* [OBJECTIVE]: Copy each line holding the string "Constipation".

* [Figure record listings]:
=====

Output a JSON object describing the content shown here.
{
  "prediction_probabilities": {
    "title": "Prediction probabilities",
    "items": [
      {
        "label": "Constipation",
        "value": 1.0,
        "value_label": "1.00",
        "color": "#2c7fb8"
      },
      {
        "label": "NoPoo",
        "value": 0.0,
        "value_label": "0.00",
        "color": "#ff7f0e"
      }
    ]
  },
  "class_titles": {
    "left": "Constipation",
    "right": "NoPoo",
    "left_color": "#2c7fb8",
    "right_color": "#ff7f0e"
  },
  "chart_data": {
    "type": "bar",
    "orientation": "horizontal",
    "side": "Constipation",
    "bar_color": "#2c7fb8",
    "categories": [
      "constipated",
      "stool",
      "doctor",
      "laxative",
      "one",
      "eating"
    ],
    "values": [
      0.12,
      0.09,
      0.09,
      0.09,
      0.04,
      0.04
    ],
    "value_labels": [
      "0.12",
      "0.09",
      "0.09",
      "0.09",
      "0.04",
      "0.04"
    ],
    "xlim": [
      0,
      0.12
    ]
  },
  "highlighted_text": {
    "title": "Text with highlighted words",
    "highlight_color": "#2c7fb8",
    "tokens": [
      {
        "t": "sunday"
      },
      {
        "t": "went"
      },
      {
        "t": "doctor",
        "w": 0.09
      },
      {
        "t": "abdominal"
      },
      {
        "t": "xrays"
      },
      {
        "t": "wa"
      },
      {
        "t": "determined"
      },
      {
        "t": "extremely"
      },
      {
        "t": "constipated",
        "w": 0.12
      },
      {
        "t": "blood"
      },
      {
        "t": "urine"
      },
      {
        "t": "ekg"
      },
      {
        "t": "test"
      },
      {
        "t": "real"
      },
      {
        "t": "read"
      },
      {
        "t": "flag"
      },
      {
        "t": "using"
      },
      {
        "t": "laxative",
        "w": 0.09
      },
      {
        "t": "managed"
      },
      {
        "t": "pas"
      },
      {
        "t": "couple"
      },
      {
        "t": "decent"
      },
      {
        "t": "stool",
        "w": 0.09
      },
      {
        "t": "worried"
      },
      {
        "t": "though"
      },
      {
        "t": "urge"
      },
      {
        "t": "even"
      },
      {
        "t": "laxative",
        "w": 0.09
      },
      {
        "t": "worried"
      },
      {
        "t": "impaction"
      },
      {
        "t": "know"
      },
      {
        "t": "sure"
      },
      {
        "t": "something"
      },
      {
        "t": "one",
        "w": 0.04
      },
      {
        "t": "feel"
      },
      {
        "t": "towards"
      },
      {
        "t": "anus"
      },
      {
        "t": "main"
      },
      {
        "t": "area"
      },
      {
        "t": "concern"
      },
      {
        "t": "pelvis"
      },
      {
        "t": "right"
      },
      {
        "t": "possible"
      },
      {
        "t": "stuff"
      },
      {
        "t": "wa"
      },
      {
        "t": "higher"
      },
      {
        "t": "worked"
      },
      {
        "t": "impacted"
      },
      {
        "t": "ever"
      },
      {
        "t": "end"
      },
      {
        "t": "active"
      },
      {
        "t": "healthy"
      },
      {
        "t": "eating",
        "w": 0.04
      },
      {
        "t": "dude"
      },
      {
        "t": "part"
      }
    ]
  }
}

=====

* [COMPLETE OUTPUT]:
        "label": "Constipation",
    "left": "Constipation",
    "side": "Constipation",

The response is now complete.